In this example, we use MMS-FL102 for demo purposes.
For better model quality and language coverage, user can use MMS-1B-ALL model instead (but it would require more RAM, so please use Colab-Pro instead of Colab-Free).


In [2]:
# MMS-1B:FL102 model - 102 Languages - FLEURS Dataset
!wget -P ./models_new 'https://dl.fbaipublicfiles.com/mms/asr/mms1b_fl102.pt'

# # MMS-1B:L1107 - 1107 Languages - MMS-lab Dataset
# !wget -P ./models_new 'https://dl.fbaipublicfiles.com/mms/asr/mms1b_l1107.pt'

# # MMS-1B-all - 1162 Languages - MMS-lab + FLEURS + CV + VP + MLS
# !wget -P ./models_new 'https://dl.fbaipublicfiles.com/mms/asr/mms1b_all.pt'

--2024-01-28 07:27:14--  https://dl.fbaipublicfiles.com/mms/asr/mms1b_fl102.pt
Resolving dl.fbaipublicfiles.com (dl.fbaipublicfiles.com)... 13.227.219.70, 13.227.219.10, 13.227.219.59, ...
Connecting to dl.fbaipublicfiles.com (dl.fbaipublicfiles.com)|13.227.219.70|:443... connected.
====
> [STATED GOAL 1]: List every distinct URL passed to a wget command in the model download excerpt, including those in lines commented out.

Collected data
====
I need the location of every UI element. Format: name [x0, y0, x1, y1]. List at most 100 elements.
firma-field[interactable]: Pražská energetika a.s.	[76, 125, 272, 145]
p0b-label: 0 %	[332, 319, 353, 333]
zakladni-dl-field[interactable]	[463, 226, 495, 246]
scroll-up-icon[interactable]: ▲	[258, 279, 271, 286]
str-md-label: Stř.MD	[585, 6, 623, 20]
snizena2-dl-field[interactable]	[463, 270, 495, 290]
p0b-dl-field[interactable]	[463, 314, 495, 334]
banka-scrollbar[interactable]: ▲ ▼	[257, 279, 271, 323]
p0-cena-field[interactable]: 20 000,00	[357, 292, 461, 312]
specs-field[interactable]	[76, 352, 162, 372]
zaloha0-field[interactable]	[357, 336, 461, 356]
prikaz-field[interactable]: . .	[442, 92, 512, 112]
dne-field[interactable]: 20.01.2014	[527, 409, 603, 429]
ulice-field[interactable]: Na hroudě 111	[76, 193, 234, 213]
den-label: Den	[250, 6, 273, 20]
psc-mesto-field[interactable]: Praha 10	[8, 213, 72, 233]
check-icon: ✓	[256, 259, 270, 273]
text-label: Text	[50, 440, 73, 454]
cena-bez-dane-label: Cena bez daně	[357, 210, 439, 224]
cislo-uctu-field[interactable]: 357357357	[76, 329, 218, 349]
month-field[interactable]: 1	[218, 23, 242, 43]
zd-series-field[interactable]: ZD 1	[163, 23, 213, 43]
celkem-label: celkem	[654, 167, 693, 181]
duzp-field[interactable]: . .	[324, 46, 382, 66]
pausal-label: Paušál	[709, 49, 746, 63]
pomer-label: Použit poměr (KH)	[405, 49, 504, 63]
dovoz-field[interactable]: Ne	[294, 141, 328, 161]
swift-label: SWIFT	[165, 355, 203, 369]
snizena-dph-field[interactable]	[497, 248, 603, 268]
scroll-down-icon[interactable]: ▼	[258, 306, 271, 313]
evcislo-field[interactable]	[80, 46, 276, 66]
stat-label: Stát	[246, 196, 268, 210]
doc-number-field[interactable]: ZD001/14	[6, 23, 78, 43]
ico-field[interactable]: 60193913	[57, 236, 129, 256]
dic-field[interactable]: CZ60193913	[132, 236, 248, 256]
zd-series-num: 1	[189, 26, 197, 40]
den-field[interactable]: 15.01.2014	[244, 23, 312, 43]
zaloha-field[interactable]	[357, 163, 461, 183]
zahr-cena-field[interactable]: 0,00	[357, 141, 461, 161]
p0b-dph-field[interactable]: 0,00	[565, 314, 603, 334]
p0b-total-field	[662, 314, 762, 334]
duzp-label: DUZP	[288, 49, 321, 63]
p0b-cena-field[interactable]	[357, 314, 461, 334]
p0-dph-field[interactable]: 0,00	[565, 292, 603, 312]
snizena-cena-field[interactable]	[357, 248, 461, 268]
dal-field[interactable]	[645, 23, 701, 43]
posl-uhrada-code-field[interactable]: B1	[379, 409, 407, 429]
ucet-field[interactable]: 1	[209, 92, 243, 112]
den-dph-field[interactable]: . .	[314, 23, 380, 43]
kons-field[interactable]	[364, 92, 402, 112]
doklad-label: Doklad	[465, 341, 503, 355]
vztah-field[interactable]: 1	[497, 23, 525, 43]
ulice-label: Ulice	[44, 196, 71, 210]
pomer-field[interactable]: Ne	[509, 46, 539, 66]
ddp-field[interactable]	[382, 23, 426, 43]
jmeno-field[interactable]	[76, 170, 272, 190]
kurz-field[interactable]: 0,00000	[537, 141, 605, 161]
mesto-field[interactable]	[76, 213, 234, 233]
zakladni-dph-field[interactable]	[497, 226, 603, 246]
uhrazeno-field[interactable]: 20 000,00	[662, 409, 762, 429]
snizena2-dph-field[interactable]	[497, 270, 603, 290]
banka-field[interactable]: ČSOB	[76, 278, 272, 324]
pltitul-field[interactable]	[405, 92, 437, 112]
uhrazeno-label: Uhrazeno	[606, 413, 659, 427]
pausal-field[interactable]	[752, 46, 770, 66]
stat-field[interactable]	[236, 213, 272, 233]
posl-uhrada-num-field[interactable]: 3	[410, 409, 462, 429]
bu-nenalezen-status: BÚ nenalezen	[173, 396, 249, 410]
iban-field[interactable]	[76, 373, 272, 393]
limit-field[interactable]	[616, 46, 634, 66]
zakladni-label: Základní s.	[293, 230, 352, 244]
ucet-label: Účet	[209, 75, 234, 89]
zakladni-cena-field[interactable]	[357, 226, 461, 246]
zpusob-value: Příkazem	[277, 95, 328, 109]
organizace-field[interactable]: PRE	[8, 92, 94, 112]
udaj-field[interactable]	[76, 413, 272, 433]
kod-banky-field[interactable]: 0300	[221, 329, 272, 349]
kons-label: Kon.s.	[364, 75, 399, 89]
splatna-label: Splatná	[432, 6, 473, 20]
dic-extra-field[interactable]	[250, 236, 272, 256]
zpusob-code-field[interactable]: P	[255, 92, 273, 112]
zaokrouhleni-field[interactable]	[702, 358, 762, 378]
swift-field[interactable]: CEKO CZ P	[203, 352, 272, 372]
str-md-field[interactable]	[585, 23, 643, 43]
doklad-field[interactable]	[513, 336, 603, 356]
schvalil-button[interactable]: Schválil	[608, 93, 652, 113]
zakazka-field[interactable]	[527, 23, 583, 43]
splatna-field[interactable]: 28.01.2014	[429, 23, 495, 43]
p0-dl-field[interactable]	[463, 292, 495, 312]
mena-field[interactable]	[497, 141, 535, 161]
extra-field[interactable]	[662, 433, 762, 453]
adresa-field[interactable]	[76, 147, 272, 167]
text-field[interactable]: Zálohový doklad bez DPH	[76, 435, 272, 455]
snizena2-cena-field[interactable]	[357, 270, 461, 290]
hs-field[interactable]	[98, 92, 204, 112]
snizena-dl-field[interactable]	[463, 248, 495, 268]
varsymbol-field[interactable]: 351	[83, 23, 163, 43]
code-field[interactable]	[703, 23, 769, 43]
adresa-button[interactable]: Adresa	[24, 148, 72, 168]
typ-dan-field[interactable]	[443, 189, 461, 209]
====
> [STATED GOAL 2]: Return the lines of the records unchanged, starting with the first line of the records and going on through the line that contains "226, 495, 246]", with both of those lines included.

> [WRITTEN SOLUTION 1]:
https://dl.fbaipublicfiles.com/mms/asr/mms1b_fl102.pt
https://dl.fbaipublicfiles.com/mms/asr/mms1b_l1107.pt
https://dl.fbaipublicfiles.com/mms/asr/mms1b_all.pt

> [WRITTEN SOLUTION 2]:
I need the location of every UI element. Format: name [x0, y0, x1, y1]. List at most 100 elements.
firma-field[interactable]: Pražská energetika a.s.	[76, 125, 272, 145]
p0b-label: 0 %	[332, 319, 353, 333]
zakladni-dl-field[interactable]	[463, 226, 495, 246]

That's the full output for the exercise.